→ **Selected text**:
============

# Concert Lighting Competition?



## LavaASU (Feb 2, 2012)

So I was thinking about there are theatre competitions of sorts, but nothing that I know of for concert lighting. I'm curious if any high school students would be interested in one? If there is interest I will look into LAVA hosting one. We are in Phoenix, AZ, so you would need to be either from the area or close enough to come.

Does anyone know of anything like this? What are your thoughts? And if you are in the area, would you be interested in competing if we were to hold a competition?


----------



## chausman (Feb 2, 2012)

What kind of competition?


----------



## LavaASU (Feb 2, 2012)

chausman said:


> What kind of competition?


 
Not sure. I have a few ideas:

1. Unknown (until you show up) rig, unknown song (ideally a live band), you have say an hour to design program.

2. Unknown rig, known song (so you can have ideas in mind, or possibly let people pick their own song), again let's say an hour to design/program.

3. Unknown pile of equipment (since this would be for HS rigging would probably have to be pre-done so you'd just get to place lights), unknown song, have say 2-3 hours to setup a rig and program something. Judged on both creativity with setup and design. This one would be a team so it could be done in a reasonable amount of time.

For either of the first 2 1-2 person teams, for the later say 4-6 people. I figure unknown gear would be best otherwise it would favor the schools/groups with the money to rent the gear that would be used to figure it out ahead of time (i've seen this with other types of competitions).


----------



## shiben (Feb 2, 2012)

LavaASU said:


> Not sure. I have a few ideas:
> 
> 1. Unknown (until you show up) rig, unknown song (ideally a live band), you have say an hour to design program.
> 
> ...


 
I would rather see known rig, unknown song. That way, there is less focus on "what do I do with these instruments that I know nothing about" and more "how do I use these instruments in ways that are interesting and effective for the song. To prevent the rig rental thing, just tell everyone say 1 day before the contest via email what the rig has, to give them time to come up with how to use things they might not know, and have an outline in their head. Basically, the problem with something like this is it turns into a "who has the most experience programing movers and LEDs", because someone from a tiny school who has never used anything but a 2 scene preset is no worse a designer than a kid from a huge one with a GMA 2, the difference is one knows how to program movers and the other has not had a chance yet, so the kid who has gets the preference. The thing about theater competitions is the artistic aspects kind of level out, the knowledge of gear is less important than knowing how to make art with it. Unless you are going to have a hundred PAR cans and nothing else, this contest automatically favors those who already program MLs a lot.


----------



## Pie4Weebl (Feb 2, 2012)

If I were to organize something like this here is what I'd do.

1. The only thing participants know prior to the gig is the console that will be there.
2. Find a friend who has a cover band with recordings of their arrangements of songs. 
3. Participants arrive, the rig is revealed to them, and they then can pick songs off the list provided by the cover band.

============

→ **Instructions**:
- 1) Answer these about the concert lighting thread:
(a) Which city and state does the first post give as LAVA's location?
(b) What team size is suggested for the third competition idea?
(c) In Pie4Weebl's plan, what is the only thing participants know before the gig?
- 2) From the concert lighting thread, extract the stretch from "2. Find a friend" through "the cover band.".
- 3) What comes next in the concert lighting thread? Write it, starting right after its last sentence.
You won't need the material that comes after this thread.

============

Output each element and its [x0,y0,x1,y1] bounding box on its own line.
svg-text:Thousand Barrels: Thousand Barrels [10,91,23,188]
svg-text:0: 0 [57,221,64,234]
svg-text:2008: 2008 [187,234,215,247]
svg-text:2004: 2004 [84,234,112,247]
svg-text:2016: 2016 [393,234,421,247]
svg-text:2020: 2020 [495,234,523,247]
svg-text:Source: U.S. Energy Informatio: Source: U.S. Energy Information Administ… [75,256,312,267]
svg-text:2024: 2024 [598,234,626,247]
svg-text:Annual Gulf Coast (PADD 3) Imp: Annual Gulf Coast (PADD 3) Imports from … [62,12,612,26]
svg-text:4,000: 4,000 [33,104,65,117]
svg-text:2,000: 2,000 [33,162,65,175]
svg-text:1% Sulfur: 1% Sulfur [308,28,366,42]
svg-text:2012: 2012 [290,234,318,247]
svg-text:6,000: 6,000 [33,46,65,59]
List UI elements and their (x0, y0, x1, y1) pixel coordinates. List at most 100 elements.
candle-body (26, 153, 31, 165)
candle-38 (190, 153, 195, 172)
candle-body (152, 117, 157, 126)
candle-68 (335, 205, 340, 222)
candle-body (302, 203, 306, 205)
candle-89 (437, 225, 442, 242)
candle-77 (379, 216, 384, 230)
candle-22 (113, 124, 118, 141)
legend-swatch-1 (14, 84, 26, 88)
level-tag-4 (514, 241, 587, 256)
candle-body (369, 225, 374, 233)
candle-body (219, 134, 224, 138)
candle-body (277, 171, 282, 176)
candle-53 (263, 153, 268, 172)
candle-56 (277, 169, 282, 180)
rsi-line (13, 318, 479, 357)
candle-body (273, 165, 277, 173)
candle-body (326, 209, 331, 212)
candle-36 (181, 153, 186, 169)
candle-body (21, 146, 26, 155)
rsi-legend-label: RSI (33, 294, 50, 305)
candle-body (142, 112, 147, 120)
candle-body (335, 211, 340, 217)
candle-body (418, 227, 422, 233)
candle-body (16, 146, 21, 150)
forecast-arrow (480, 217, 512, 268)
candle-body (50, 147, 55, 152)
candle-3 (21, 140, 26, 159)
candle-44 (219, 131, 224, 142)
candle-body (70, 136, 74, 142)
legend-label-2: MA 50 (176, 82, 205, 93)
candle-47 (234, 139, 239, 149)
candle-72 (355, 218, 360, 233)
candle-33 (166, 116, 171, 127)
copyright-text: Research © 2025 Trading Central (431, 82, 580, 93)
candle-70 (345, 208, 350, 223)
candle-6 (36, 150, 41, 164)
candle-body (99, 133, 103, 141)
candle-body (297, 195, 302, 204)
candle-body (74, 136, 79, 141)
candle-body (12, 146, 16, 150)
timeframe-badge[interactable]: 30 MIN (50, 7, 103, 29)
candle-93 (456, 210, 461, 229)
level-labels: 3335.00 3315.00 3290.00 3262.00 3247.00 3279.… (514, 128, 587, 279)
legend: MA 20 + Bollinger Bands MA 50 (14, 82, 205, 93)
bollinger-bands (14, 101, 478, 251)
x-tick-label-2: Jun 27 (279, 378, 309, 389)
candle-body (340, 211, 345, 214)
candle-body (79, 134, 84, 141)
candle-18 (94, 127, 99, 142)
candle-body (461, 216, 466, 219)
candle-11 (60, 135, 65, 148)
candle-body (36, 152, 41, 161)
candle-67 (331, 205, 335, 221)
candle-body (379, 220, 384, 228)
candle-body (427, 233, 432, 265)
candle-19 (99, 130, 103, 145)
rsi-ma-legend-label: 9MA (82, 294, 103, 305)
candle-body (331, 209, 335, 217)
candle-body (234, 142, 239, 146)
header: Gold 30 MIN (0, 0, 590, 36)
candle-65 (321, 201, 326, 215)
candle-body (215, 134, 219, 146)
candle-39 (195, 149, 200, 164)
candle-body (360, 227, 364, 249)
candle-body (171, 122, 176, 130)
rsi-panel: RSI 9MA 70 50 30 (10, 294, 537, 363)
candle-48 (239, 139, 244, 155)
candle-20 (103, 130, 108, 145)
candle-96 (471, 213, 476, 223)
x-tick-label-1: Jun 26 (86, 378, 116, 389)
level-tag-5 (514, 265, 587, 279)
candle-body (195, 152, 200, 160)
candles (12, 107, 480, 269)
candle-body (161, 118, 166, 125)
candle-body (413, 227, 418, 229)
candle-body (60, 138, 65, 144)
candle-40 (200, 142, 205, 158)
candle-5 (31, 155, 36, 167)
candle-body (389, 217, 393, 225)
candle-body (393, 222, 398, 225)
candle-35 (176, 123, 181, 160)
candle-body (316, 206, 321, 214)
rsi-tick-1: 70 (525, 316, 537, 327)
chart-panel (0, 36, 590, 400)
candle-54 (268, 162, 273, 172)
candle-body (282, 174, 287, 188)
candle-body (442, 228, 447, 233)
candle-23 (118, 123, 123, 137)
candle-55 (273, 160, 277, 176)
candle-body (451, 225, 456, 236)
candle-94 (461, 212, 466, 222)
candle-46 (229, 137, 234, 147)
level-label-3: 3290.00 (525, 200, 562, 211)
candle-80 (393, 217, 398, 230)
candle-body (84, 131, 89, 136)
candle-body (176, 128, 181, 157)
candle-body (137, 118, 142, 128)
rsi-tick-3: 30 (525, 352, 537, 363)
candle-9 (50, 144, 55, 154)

============

→ **Answers for the tasks**:
- 1)
(a) Phoenix, AZ
(b) 4-6 people
(c) The console that will be there

- 2)
2. Find a friend who has a cover band with recordings of their arrangements of songs. 
3. Participants arrive, the rig is revealed to them, and they then can pick songs off the list provided by the cover band.

- 3)
4. Each participant gets a "blank show" with the rig patch + default presets loaded.
5. They all get a 90-min to two hour block to program alone with the recording of the song.
6. Final night of the event each LD gets to run their cues live with Band to be judged by a panel of judges.
7. Group feedback session/ prizes awarded. Prizes could include things like: best overall, best timing, best colors, best shapes, etc.
8. Each participant goes home with judges notes about their song.

Seeing what shiben posted perhaps you could have a programmer/coach to help out each participant?


----------



## shiben (Feb 2, 2012)

Pie4Weebl said:


> If I were to organize something like this here is what I'd do.
> 
> 1. The only thing participants know prior to the gig is the console that will be there.
> 2. Find a friend who has a cover band with recordings of their arrangements of songs.
> ...


 
I was thinking to make it a totally design competition, have a programmer who makes things happen, but the LD has to tell them EXACTLY what to do, ie make these tilt up and fan on a 3 count, and that will then happen. Disallow timecode, and have the LD run their own cues like mentioned. Only thing the programmer can ask the LD is "what is that looking like?" if the thing they ask for is convoluted.


----------



## Footer (Feb 2, 2012)

-LD Shows up
-LD spends for 2 hours helping to unload backline because one of the guitar techs pulled his back last night.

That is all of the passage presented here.